= Problem =
Pictures in the data below are not part of the copy; transcribe everything else exactly.

** Start of Dataset **

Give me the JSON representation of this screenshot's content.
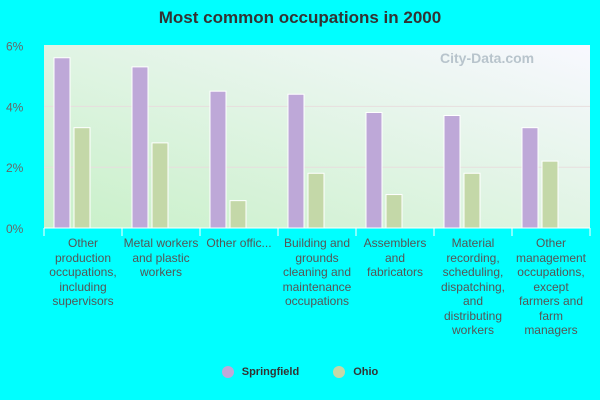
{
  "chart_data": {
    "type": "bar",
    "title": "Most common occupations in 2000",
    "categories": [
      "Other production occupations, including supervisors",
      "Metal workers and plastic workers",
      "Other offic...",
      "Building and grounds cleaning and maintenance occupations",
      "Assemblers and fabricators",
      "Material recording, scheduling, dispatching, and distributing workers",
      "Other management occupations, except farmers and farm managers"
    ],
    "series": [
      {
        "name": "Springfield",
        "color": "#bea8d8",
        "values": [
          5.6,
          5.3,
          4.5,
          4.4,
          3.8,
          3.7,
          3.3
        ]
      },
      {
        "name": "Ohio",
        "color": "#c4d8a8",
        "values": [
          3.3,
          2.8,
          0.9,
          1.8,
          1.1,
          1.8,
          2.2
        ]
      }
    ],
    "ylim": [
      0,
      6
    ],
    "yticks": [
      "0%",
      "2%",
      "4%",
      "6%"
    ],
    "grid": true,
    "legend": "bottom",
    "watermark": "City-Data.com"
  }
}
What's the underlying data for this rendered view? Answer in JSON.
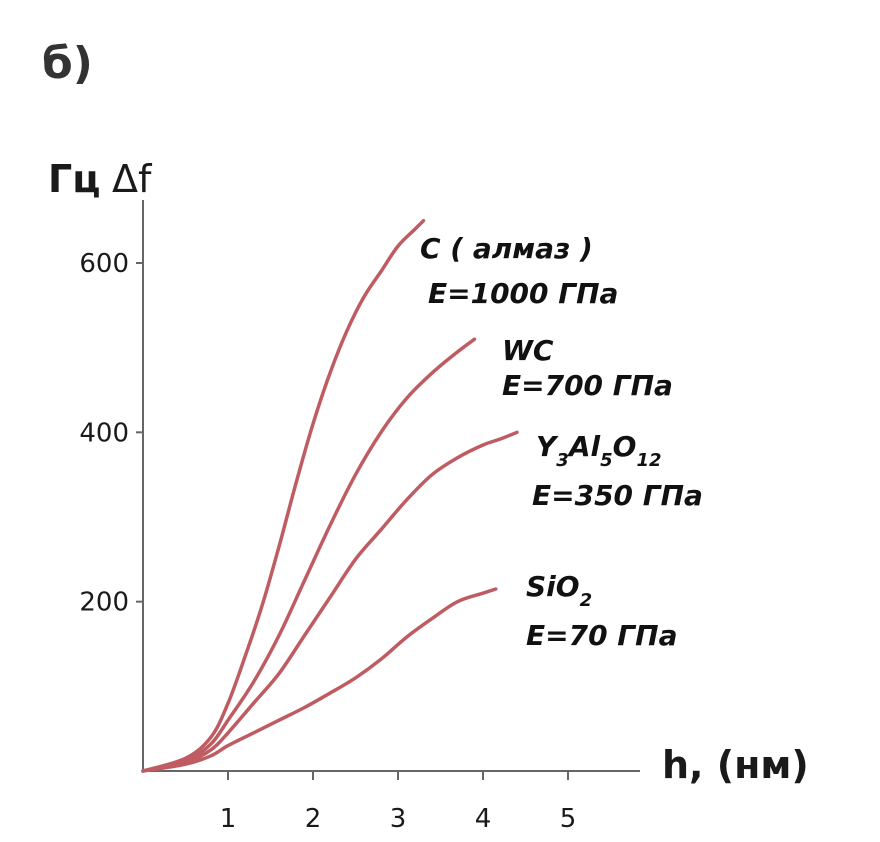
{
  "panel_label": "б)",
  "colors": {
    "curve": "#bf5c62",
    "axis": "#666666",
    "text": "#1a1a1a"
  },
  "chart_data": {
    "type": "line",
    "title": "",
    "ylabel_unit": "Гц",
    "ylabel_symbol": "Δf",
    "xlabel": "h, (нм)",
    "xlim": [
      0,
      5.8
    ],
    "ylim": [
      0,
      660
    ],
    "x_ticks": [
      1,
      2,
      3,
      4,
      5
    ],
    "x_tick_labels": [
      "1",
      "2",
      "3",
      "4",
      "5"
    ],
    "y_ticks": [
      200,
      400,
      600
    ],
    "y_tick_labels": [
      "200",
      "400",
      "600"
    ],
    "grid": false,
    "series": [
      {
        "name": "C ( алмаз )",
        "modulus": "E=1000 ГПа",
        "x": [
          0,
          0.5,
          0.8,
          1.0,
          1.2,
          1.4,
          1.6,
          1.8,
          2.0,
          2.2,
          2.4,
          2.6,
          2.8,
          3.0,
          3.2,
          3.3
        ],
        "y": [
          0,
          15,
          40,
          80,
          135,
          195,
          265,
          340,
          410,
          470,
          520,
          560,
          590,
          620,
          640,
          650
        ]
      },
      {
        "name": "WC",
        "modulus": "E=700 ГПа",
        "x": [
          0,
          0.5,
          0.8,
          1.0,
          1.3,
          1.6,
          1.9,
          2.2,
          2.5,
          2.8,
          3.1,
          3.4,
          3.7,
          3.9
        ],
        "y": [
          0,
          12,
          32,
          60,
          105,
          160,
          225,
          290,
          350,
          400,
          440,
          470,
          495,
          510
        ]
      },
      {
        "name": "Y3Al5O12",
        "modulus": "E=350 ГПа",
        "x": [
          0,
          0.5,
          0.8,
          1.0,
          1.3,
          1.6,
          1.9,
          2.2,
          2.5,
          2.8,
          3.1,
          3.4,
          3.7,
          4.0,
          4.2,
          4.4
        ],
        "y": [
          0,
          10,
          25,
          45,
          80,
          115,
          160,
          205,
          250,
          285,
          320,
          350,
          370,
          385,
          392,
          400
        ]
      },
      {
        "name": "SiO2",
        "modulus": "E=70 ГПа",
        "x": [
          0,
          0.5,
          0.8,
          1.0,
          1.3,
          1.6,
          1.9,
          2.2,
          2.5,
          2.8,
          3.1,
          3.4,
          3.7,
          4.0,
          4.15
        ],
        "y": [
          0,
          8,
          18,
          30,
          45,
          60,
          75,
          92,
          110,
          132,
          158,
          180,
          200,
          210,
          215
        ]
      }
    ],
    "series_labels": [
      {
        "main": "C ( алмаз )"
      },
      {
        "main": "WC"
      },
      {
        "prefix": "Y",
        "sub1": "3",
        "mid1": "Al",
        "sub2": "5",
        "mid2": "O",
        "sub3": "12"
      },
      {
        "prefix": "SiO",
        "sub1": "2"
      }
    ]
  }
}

** End of Dataset **

= Written solution =
Give me the JSON representation of this screenshot's content.
{
  "chart_data": {
    "type": "bar",
    "title": "Most common occupations in 2000",
    "categories": [
      "Other production occupations, including supervisors",
      "Metal workers and plastic workers",
      "Other offic...",
      "Building and grounds cleaning and maintenance occupations",
      "Assemblers and fabricators",
      "Material recording, scheduling, dispatching, and distributing workers",
      "Other management occupations, except farmers and farm managers"
    ],
    "series": [
      {
        "name": "Springfield",
        "color": "#bea8d8",
        "values": [
          5.6,
          5.3,
          4.5,
          4.4,
          3.8,
          3.7,
          3.3
        ]
      },
      {
        "name": "Ohio",
        "color": "#c4d8a8",
        "values": [
          3.3,
          2.8,
          0.9,
          1.8,
          1.1,
          1.8,
          2.2
        ]
      }
    ],
    "ylim": [
      0,
      6
    ],
    "yticks": [
      "0%",
      "2%",
      "4%",
      "6%"
    ],
    "grid": true,
    "legend": "bottom",
    "watermark": "City-Data.com"
  }
}
What's the underlying data for this rendered view? Answer in JSON.
{
  "panel_label": "б)",
  "colors": {
    "curve": "#bf5c62",
    "axis": "#666666",
    "text": "#1a1a1a"
  },
  "chart_data": {
    "type": "line",
    "title": "",
    "ylabel_unit": "Гц",
    "ylabel_symbol": "Δf",
    "xlabel": "h, (нм)",
    "xlim": [
      0,
      5.8
    ],
    "ylim": [
      0,
      660
    ],
    "x_ticks": [
      1,
      2,
      3,
      4,
      5
    ],
    "x_tick_labels": [
      "1",
      "2",
      "3",
      "4",
      "5"
    ],
    "y_ticks": [
      200,
      400,
      600
    ],
    "y_tick_labels": [
      "200",
      "400",
      "600"
    ],
    "grid": false,
    "series": [
      {
        "name": "C ( алмаз )",
        "modulus": "E=1000 ГПа",
        "x": [
          0,
          0.5,
          0.8,
          1.0,
          1.2,
          1.4,
          1.6,
          1.8,
          2.0,
          2.2,
          2.4,
          2.6,
          2.8,
          3.0,
          3.2,
          3.3
        ],
        "y": [
          0,
          15,
          40,
          80,
          135,
          195,
          265,
          340,
          410,
          470,
          520,
          560,
          590,
          620,
          640,
          650
        ]
      },
      {
        "name": "WC",
        "modulus": "E=700 ГПа",
        "x": [
          0,
          0.5,
          0.8,
          1.0,
          1.3,
          1.6,
          1.9,
          2.2,
          2.5,
          2.8,
          3.1,
          3.4,
          3.7,
          3.9
        ],
        "y": [
          0,
          12,
          32,
          60,
          105,
          160,
          225,
          290,
          350,
          400,
          440,
          470,
          495,
          510
        ]
      },
      {
        "name": "Y3Al5O12",
        "modulus": "E=350 ГПа",
        "x": [
          0,
          0.5,
          0.8,
          1.0,
          1.3,
          1.6,
          1.9,
          2.2,
          2.5,
          2.8,
          3.1,
          3.4,
          3.7,
          4.0,
          4.2,
          4.4
        ],
        "y": [
          0,
          10,
          25,
          45,
          80,
          115,
          160,
          205,
          250,
          285,
          320,
          350,
          370,
          385,
          392,
          400
        ]
      },
      {
        "name": "SiO2",
        "modulus": "E=70 ГПа",
        "x": [
          0,
          0.5,
          0.8,
          1.0,
          1.3,
          1.6,
          1.9,
          2.2,
          2.5,
          2.8,
          3.1,
          3.4,
          3.7,
          4.0,
          4.15
        ],
        "y": [
          0,
          8,
          18,
          30,
          45,
          60,
          75,
          92,
          110,
          132,
          158,
          180,
          200,
          210,
          215
        ]
      }
    ],
    "series_labels": [
      {
        "main": "C ( алмаз )"
      },
      {
        "main": "WC"
      },
      {
        "prefix": "Y",
        "sub1": "3",
        "mid1": "Al",
        "sub2": "5",
        "mid2": "O",
        "sub3": "12"
      },
      {
        "prefix": "SiO",
        "sub1": "2"
      }
    ]
  }
}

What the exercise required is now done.